** start SUPPLIED DATA **

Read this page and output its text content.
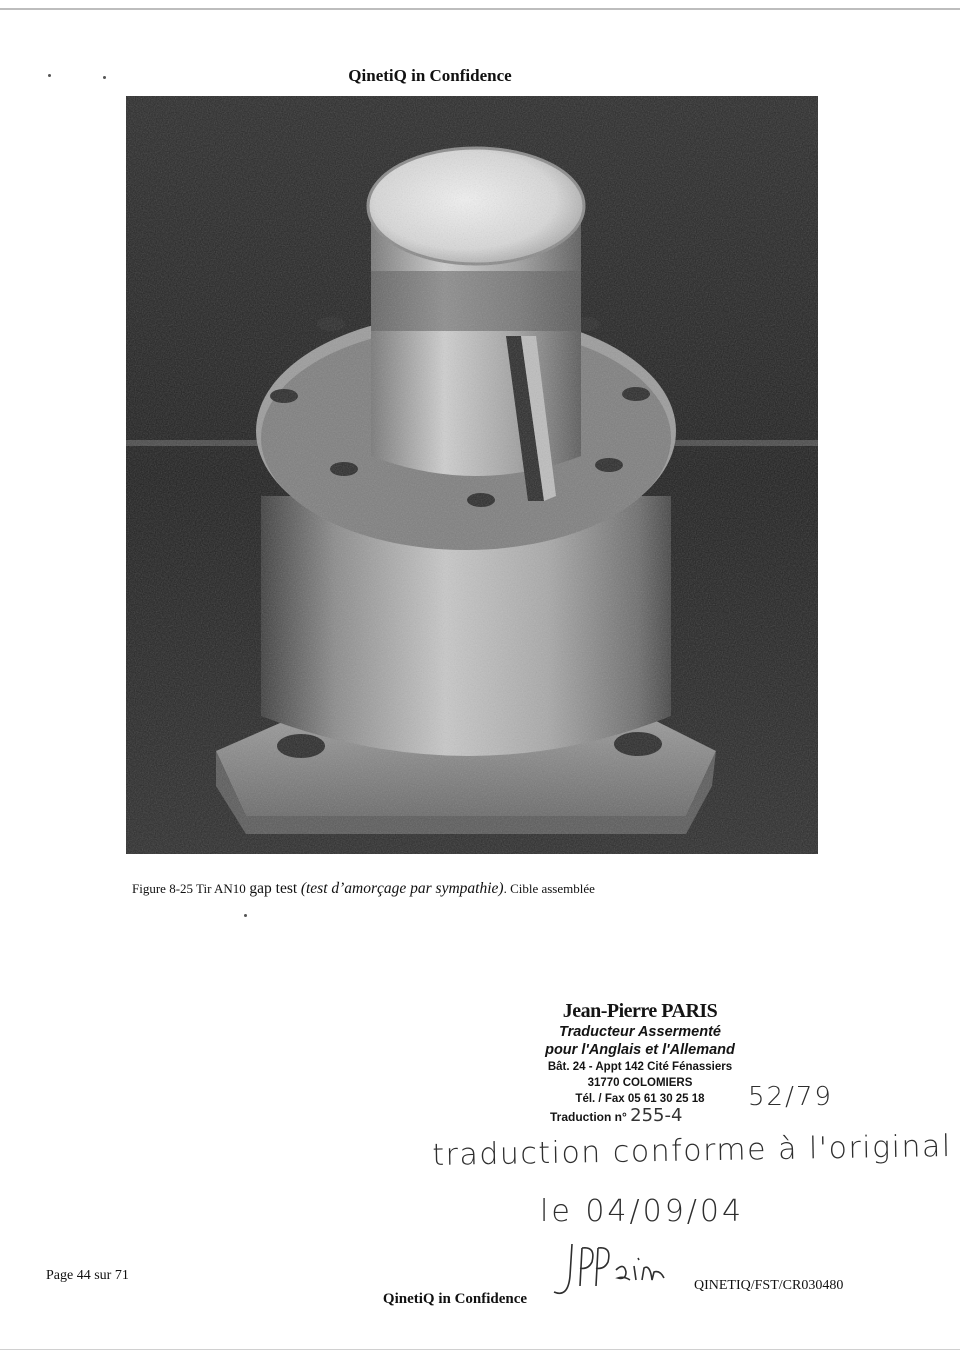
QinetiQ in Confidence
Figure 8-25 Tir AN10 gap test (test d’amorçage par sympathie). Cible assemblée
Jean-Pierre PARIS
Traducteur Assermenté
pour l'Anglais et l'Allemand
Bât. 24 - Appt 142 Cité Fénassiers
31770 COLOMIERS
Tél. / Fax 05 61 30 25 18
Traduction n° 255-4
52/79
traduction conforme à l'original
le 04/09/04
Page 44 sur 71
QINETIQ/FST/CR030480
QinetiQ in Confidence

** end SUPPLIED DATA **

**WHAT TO WORK ON:**
Write out the material above again, word for word, minus its pictures.

**OUTPUT:**
Read this page and output its text content.
QinetiQ in Confidence
Figure 8-25 Tir AN10 gap test (test d’amorçage par sympathie). Cible assemblée
Jean-Pierre PARIS
Traducteur Assermenté
pour l'Anglais et l'Allemand
Bât. 24 - Appt 142 Cité Fénassiers
31770 COLOMIERS
Tél. / Fax 05 61 30 25 18
Traduction n° 255-4
52/79
traduction conforme à l'original
le 04/09/04
Page 44 sur 71
QINETIQ/FST/CR030480
QinetiQ in Confidence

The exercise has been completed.